__Goal__
Without the pictures, set down the records below word for word.

__Dataset content__
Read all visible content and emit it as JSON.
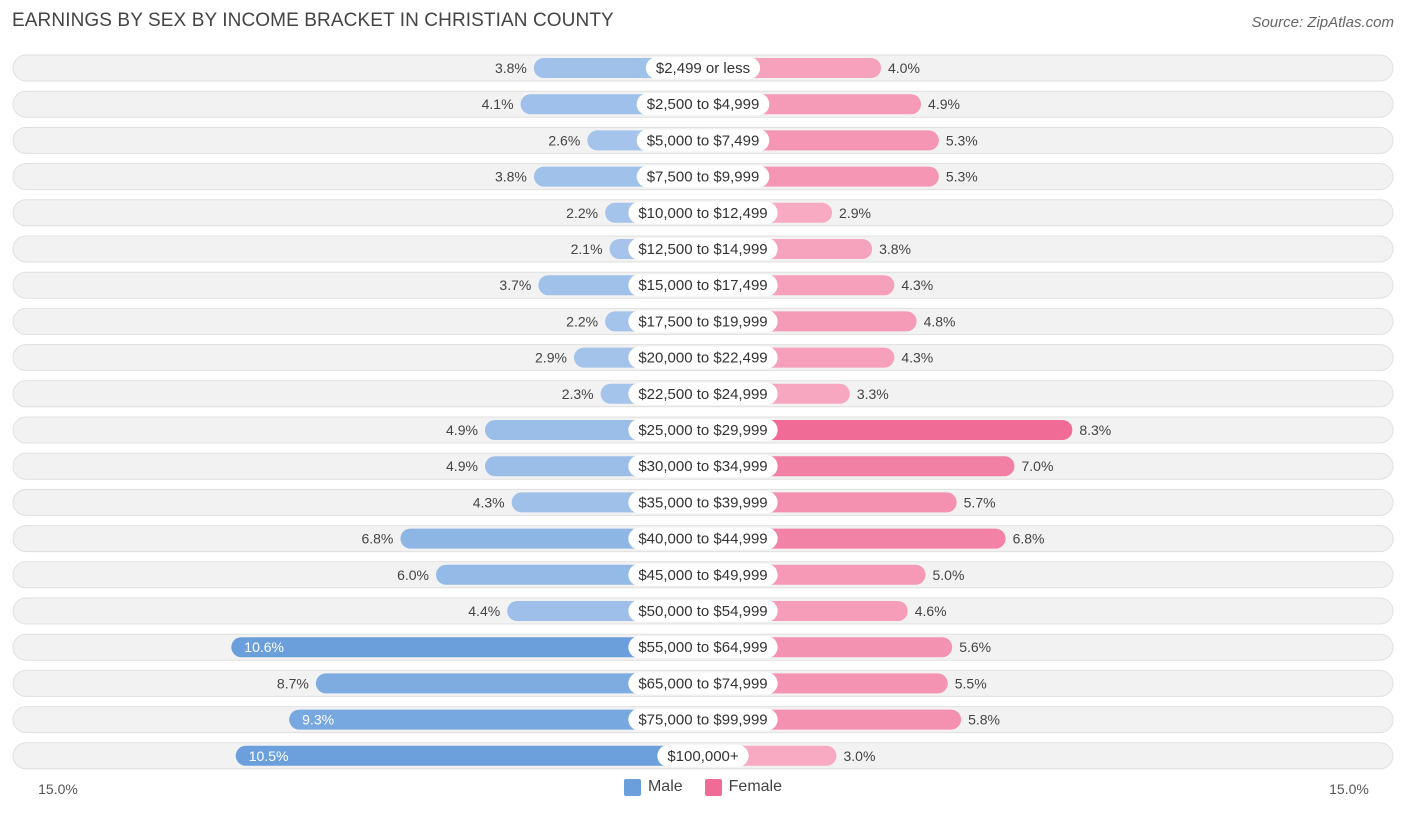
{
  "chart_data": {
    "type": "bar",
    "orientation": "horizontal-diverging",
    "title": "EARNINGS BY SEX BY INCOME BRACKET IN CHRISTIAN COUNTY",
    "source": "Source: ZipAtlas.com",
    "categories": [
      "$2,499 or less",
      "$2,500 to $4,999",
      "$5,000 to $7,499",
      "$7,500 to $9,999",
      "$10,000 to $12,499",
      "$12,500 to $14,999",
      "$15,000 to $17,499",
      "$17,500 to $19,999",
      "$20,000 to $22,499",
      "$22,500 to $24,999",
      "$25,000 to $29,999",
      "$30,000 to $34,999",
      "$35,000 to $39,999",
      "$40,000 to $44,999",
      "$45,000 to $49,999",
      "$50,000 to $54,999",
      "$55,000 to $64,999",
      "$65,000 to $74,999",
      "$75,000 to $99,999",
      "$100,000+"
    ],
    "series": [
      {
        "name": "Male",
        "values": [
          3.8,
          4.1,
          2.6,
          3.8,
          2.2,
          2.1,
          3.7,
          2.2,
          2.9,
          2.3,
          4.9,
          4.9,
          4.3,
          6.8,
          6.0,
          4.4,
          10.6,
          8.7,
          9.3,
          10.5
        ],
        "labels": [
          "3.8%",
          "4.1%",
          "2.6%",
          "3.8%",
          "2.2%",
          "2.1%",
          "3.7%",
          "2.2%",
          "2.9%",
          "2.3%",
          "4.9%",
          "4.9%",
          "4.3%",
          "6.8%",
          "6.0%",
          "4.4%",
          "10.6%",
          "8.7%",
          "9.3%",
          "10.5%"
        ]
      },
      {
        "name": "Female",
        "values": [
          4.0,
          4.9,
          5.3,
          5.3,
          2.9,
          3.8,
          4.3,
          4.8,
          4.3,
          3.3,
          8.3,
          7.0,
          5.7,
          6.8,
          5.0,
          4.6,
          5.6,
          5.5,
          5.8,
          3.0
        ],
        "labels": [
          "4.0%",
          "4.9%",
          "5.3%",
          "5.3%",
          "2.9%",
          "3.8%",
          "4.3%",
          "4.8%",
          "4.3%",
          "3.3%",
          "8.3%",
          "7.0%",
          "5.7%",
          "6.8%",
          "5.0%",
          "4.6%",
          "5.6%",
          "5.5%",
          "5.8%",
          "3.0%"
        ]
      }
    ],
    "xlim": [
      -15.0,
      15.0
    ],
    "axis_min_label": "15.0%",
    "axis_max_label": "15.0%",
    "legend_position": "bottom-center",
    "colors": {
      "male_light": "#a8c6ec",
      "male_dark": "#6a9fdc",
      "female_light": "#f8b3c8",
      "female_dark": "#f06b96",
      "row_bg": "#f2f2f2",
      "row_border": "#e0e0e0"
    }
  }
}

__In response__
Read all visible content and emit it as JSON.
{
  "chart_data": {
    "type": "bar",
    "orientation": "horizontal-diverging",
    "title": "EARNINGS BY SEX BY INCOME BRACKET IN CHRISTIAN COUNTY",
    "source": "Source: ZipAtlas.com",
    "categories": [
      "$2,499 or less",
      "$2,500 to $4,999",
      "$5,000 to $7,499",
      "$7,500 to $9,999",
      "$10,000 to $12,499",
      "$12,500 to $14,999",
      "$15,000 to $17,499",
      "$17,500 to $19,999",
      "$20,000 to $22,499",
      "$22,500 to $24,999",
      "$25,000 to $29,999",
      "$30,000 to $34,999",
      "$35,000 to $39,999",
      "$40,000 to $44,999",
      "$45,000 to $49,999",
      "$50,000 to $54,999",
      "$55,000 to $64,999",
      "$65,000 to $74,999",
      "$75,000 to $99,999",
      "$100,000+"
    ],
    "series": [
      {
        "name": "Male",
        "values": [
          3.8,
          4.1,
          2.6,
          3.8,
          2.2,
          2.1,
          3.7,
          2.2,
          2.9,
          2.3,
          4.9,
          4.9,
          4.3,
          6.8,
          6.0,
          4.4,
          10.6,
          8.7,
          9.3,
          10.5
        ],
        "labels": [
          "3.8%",
          "4.1%",
          "2.6%",
          "3.8%",
          "2.2%",
          "2.1%",
          "3.7%",
          "2.2%",
          "2.9%",
          "2.3%",
          "4.9%",
          "4.9%",
          "4.3%",
          "6.8%",
          "6.0%",
          "4.4%",
          "10.6%",
          "8.7%",
          "9.3%",
          "10.5%"
        ]
      },
      {
        "name": "Female",
        "values": [
          4.0,
          4.9,
          5.3,
          5.3,
          2.9,
          3.8,
          4.3,
          4.8,
          4.3,
          3.3,
          8.3,
          7.0,
          5.7,
          6.8,
          5.0,
          4.6,
          5.6,
          5.5,
          5.8,
          3.0
        ],
        "labels": [
          "4.0%",
          "4.9%",
          "5.3%",
          "5.3%",
          "2.9%",
          "3.8%",
          "4.3%",
          "4.8%",
          "4.3%",
          "3.3%",
          "8.3%",
          "7.0%",
          "5.7%",
          "6.8%",
          "5.0%",
          "4.6%",
          "5.6%",
          "5.5%",
          "5.8%",
          "3.0%"
        ]
      }
    ],
    "xlim": [
      -15.0,
      15.0
    ],
    "axis_min_label": "15.0%",
    "axis_max_label": "15.0%",
    "legend_position": "bottom-center",
    "colors": {
      "male_light": "#a8c6ec",
      "male_dark": "#6a9fdc",
      "female_light": "#f8b3c8",
      "female_dark": "#f06b96",
      "row_bg": "#f2f2f2",
      "row_border": "#e0e0e0"
    }
  }
}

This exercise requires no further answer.